DATA TO USE.

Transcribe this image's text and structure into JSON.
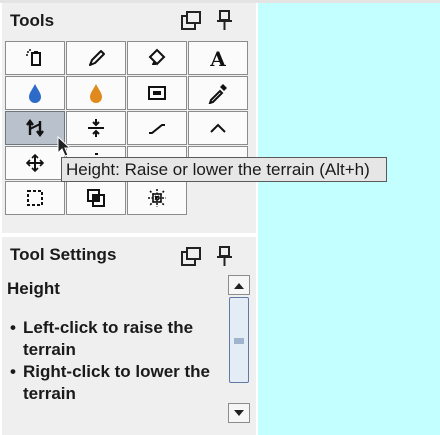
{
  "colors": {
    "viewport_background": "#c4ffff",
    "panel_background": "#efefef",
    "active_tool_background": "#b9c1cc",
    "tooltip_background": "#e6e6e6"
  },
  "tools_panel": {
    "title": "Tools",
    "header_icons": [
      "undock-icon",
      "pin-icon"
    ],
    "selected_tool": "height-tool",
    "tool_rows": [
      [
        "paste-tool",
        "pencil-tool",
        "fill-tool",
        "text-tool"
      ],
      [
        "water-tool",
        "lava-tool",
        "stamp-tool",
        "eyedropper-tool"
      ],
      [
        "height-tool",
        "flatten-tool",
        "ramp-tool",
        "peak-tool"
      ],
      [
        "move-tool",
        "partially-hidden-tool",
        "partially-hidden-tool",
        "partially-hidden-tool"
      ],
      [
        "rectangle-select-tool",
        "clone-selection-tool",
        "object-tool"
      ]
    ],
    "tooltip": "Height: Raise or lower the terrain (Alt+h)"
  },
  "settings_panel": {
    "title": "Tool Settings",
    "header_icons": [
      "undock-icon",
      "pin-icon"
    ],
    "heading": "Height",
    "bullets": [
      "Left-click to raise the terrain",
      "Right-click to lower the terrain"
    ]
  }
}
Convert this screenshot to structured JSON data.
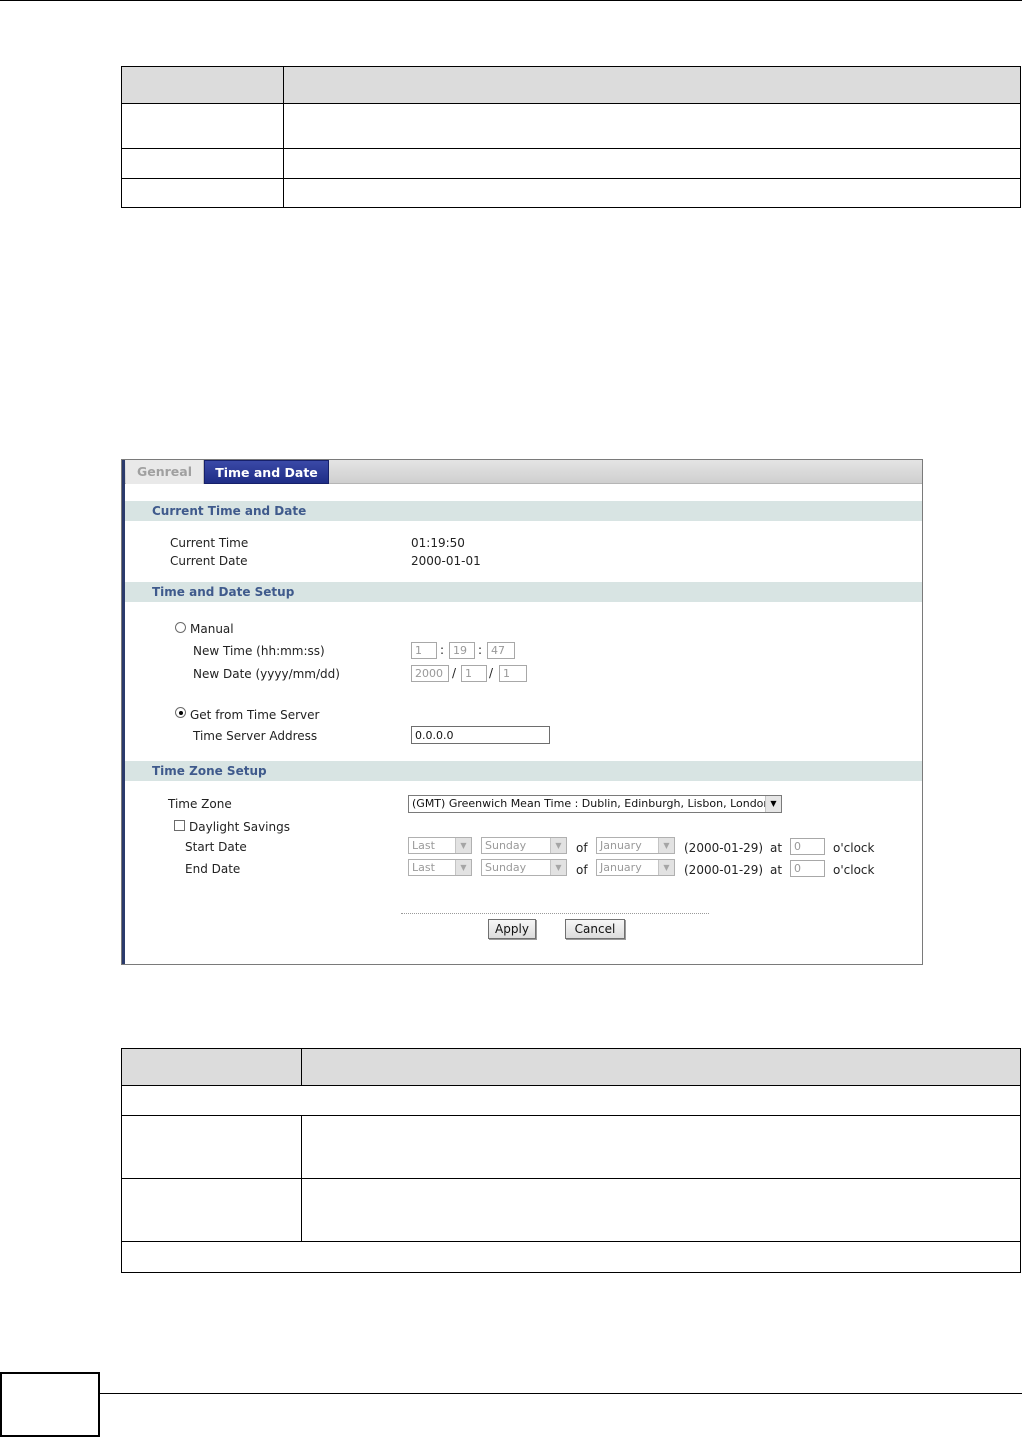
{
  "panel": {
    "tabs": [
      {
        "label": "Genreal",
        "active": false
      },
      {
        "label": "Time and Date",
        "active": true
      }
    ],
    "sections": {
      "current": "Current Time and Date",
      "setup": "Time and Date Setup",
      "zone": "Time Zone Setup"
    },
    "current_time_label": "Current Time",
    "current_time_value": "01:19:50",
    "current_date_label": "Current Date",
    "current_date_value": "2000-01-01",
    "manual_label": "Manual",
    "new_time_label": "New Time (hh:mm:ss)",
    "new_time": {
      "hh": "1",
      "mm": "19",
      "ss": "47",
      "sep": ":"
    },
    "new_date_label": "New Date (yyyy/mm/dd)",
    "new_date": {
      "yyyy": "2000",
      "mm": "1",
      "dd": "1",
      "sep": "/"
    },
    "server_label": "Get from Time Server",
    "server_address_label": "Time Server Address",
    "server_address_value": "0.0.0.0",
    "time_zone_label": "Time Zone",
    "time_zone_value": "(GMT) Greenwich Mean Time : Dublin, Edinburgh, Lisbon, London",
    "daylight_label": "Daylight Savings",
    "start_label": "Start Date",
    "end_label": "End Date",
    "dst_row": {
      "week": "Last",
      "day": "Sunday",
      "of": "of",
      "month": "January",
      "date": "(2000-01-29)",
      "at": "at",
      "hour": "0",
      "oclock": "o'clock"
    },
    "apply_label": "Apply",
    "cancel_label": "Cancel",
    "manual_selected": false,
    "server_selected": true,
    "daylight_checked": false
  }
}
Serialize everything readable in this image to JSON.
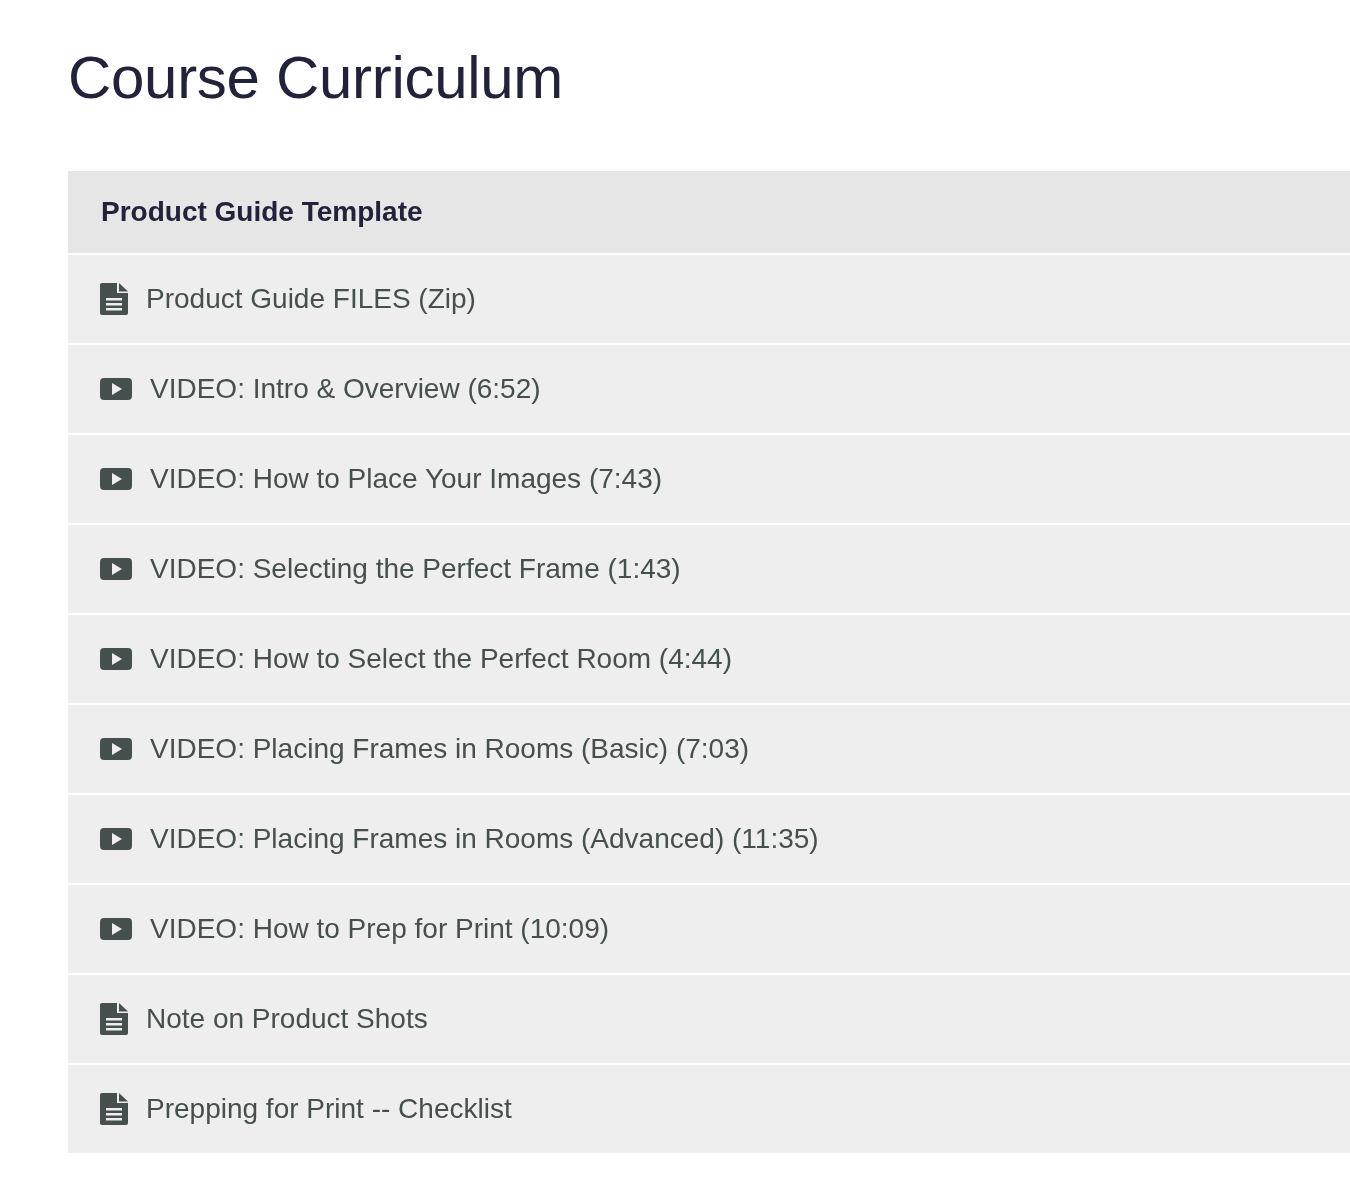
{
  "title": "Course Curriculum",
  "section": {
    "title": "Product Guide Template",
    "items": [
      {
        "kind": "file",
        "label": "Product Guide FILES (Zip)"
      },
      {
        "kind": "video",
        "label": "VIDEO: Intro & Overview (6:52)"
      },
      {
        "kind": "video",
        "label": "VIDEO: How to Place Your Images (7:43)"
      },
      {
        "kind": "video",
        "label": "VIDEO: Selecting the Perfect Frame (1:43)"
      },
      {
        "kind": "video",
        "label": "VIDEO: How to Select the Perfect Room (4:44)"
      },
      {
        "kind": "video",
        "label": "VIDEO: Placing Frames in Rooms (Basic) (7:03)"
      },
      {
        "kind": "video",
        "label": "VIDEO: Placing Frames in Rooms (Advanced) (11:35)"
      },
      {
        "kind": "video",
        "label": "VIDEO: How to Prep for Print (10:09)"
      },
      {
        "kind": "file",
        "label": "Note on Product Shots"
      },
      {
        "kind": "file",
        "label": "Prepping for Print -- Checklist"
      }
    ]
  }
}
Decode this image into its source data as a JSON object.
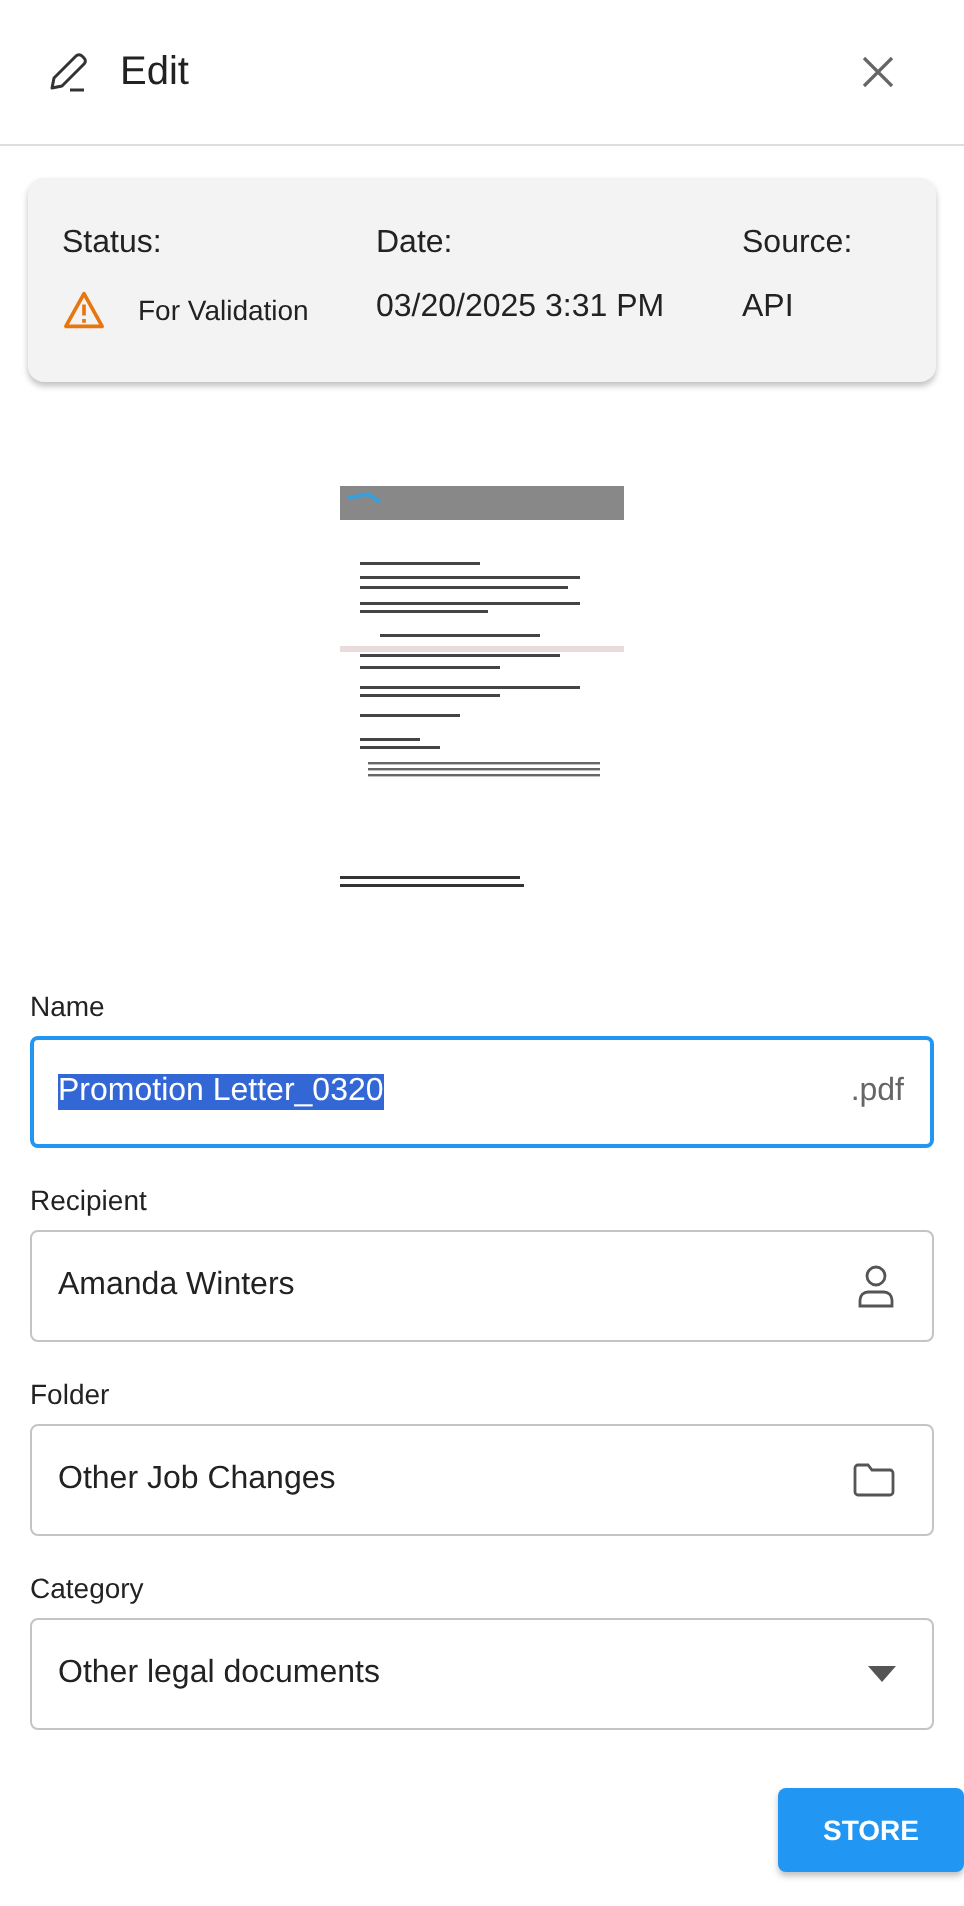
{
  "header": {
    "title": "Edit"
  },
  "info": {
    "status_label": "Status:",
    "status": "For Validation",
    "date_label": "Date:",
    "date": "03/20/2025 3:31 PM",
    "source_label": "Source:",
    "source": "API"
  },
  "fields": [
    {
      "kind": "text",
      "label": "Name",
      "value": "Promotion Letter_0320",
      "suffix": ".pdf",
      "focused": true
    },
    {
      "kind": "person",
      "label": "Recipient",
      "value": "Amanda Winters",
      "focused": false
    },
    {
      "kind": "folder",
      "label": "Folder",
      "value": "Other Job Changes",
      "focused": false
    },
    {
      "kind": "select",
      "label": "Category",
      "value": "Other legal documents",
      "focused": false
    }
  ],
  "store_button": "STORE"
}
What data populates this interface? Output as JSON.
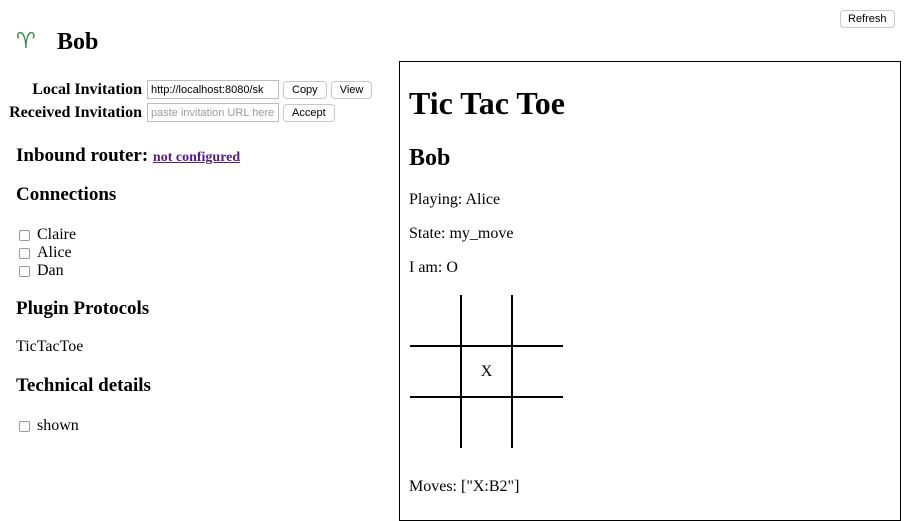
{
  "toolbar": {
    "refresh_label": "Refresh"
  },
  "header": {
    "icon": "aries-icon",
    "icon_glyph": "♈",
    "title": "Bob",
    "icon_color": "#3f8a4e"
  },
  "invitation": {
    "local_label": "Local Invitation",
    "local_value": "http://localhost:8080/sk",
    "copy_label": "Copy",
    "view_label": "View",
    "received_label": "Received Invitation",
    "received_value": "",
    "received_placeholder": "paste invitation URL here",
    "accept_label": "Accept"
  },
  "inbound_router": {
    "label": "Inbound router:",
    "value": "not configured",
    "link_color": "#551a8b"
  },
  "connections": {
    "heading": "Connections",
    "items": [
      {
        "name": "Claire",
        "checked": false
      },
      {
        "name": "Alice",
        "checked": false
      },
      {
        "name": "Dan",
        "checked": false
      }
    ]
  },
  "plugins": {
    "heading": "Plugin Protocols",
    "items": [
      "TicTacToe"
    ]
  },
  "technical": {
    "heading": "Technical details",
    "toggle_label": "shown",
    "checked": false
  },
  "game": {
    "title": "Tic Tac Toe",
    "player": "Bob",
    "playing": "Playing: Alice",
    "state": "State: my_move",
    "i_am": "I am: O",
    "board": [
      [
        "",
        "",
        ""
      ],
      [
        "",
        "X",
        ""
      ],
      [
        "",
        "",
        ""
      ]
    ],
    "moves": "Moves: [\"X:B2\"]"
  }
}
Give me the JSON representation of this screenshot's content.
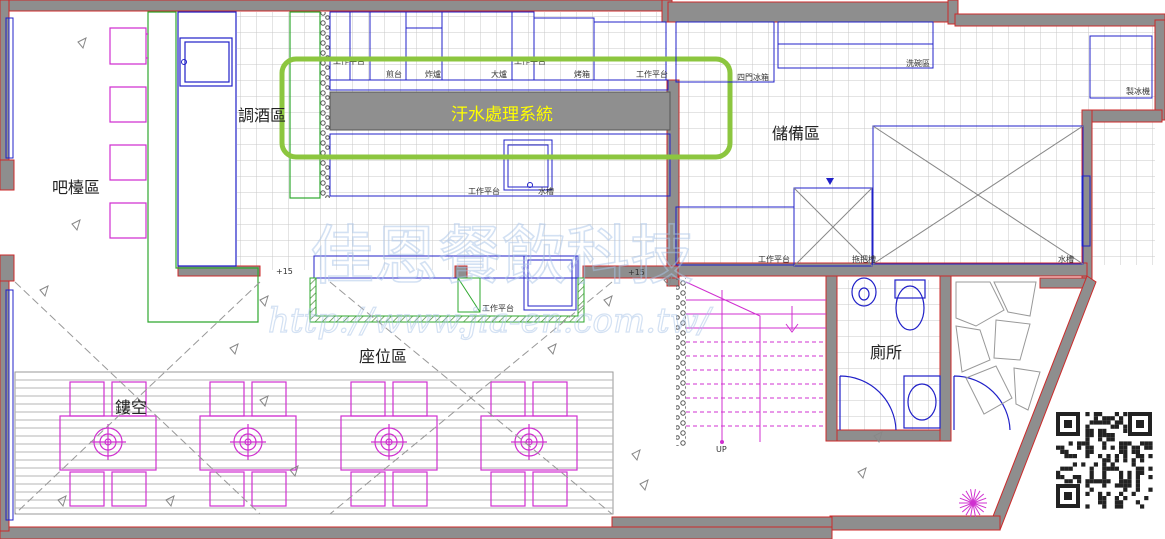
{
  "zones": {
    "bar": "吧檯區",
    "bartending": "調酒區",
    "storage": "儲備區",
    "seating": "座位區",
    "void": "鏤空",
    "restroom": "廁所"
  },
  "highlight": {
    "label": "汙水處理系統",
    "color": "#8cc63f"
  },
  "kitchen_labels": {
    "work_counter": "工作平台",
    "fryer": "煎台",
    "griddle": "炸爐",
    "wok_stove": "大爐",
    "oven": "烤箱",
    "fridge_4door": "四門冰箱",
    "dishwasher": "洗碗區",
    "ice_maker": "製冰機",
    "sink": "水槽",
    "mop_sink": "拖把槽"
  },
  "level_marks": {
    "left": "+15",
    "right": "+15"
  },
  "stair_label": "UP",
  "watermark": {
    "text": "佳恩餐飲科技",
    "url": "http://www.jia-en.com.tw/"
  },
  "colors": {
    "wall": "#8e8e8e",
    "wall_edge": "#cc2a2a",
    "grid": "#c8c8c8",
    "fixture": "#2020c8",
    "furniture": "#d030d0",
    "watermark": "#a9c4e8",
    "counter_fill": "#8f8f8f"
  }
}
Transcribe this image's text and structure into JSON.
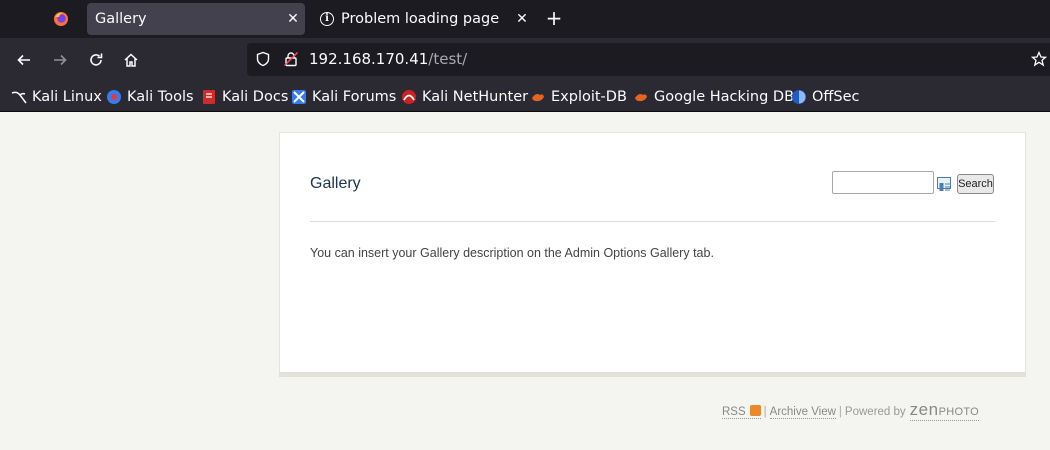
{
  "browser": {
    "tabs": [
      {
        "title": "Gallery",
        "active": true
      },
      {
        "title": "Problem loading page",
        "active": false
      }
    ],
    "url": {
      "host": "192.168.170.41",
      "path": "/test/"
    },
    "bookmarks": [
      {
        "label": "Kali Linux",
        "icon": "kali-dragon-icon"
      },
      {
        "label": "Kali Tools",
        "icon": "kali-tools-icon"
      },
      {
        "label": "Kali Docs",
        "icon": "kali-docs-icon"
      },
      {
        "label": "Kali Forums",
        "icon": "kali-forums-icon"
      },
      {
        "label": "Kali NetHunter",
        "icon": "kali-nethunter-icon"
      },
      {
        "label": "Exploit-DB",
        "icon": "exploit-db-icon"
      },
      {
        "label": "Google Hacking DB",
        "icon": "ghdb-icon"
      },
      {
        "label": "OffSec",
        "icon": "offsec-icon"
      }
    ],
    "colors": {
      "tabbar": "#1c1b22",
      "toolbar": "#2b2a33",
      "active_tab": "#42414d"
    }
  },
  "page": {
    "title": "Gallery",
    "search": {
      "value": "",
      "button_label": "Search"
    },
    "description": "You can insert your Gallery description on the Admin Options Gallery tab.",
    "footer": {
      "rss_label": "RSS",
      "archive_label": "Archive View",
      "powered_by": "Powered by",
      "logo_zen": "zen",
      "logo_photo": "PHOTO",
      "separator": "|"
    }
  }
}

EXERCISE OBJECTIVE. Pull out every line above that holds the word "yyyy".

FINAL RESULT.
    "new_date_label": "New Date (yyyy/mm/dd)",
      "yyyy": "2000",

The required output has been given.